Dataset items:

________________________________________

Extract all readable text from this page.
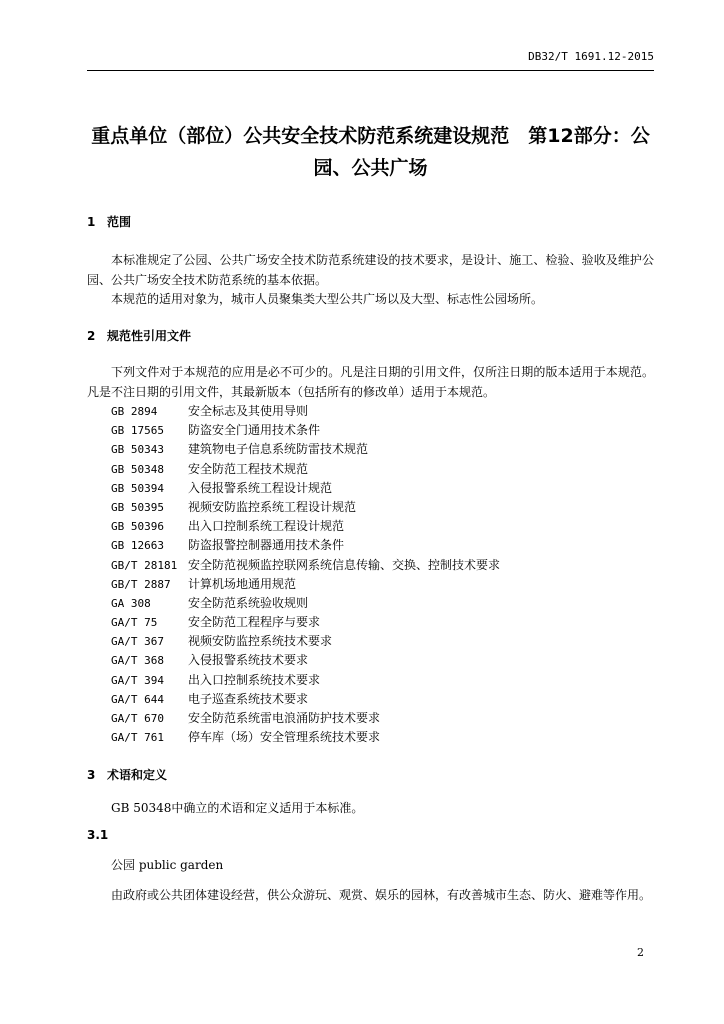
DB32/T 1691.12-2015
重点单位（部位）公共安全技术防范系统建设规范　第12部分：公园、公共广场
1 范围
本标准规定了公园、公共广场安全技术防范系统建设的技术要求，是设计、施工、检验、验收及维护公园、公共广场安全技术防范系统的基本依据。
本规范的适用对象为，城市人员聚集类大型公共广场以及大型、标志性公园场所。
2 规范性引用文件
下列文件对于本规范的应用是必不可少的。凡是注日期的引用文件，仅所注日期的版本适用于本规范。凡是不注日期的引用文件，其最新版本（包括所有的修改单）适用于本规范。
GB 2894	安全标志及其使用导则
GB 17565 防盗安全门通用技术条件
GB 50343 建筑物电子信息系统防雷技术规范
GB 50348 安全防范工程技术规范
GB 50394 入侵报警系统工程设计规范
GB 50395 视频安防监控系统工程设计规范
GB 50396 出入口控制系统工程设计规范
GB 12663 防盗报警控制器通用技术条件
GB/T 28181 安全防范视频监控联网系统信息传输、交换、控制技术要求
GB/T 2887 计算机场地通用规范
GA 308	安全防范系统验收规则
GA/T 75	安全防范工程程序与要求
GA/T 367 视频安防监控系统技术要求
GA/T 368 入侵报警系统技术要求
GA/T 394 出入口控制系统技术要求
GA/T 644 电子巡查系统技术要求
GA/T 670 安全防范系统雷电浪涌防护技术要求
GA/T 761 停车库（场）安全管理系统技术要求
3 术语和定义
GB 50348中确立的术语和定义适用于本标准。
3.1
公园 public garden
由政府或公共团体建设经营，供公众游玩、观赏、娱乐的园林，有改善城市生态、防火、避难等作用。
2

________________________________________

Written task: Skip the pictures and transcribe the rest of the records exactly.

Response to the task:
Extract all readable text from this page.
DB32/T 1691.12-2015
重点单位（部位）公共安全技术防范系统建设规范　第12部分：公园、公共广场
1 范围
本标准规定了公园、公共广场安全技术防范系统建设的技术要求，是设计、施工、检验、验收及维护公园、公共广场安全技术防范系统的基本依据。
本规范的适用对象为，城市人员聚集类大型公共广场以及大型、标志性公园场所。
2 规范性引用文件
下列文件对于本规范的应用是必不可少的。凡是注日期的引用文件，仅所注日期的版本适用于本规范。凡是不注日期的引用文件，其最新版本（包括所有的修改单）适用于本规范。
GB 2894	安全标志及其使用导则
GB 17565 防盗安全门通用技术条件
GB 50343 建筑物电子信息系统防雷技术规范
GB 50348 安全防范工程技术规范
GB 50394 入侵报警系统工程设计规范
GB 50395 视频安防监控系统工程设计规范
GB 50396 出入口控制系统工程设计规范
GB 12663 防盗报警控制器通用技术条件
GB/T 28181 安全防范视频监控联网系统信息传输、交换、控制技术要求
GB/T 2887 计算机场地通用规范
GA 308	安全防范系统验收规则
GA/T 75	安全防范工程程序与要求
GA/T 367 视频安防监控系统技术要求
GA/T 368 入侵报警系统技术要求
GA/T 394 出入口控制系统技术要求
GA/T 644 电子巡查系统技术要求
GA/T 670 安全防范系统雷电浪涌防护技术要求
GA/T 761 停车库（场）安全管理系统技术要求
3 术语和定义
GB 50348中确立的术语和定义适用于本标准。
3.1
公园 public garden
由政府或公共团体建设经营，供公众游玩、观赏、娱乐的园林，有改善城市生态、防火、避难等作用。
2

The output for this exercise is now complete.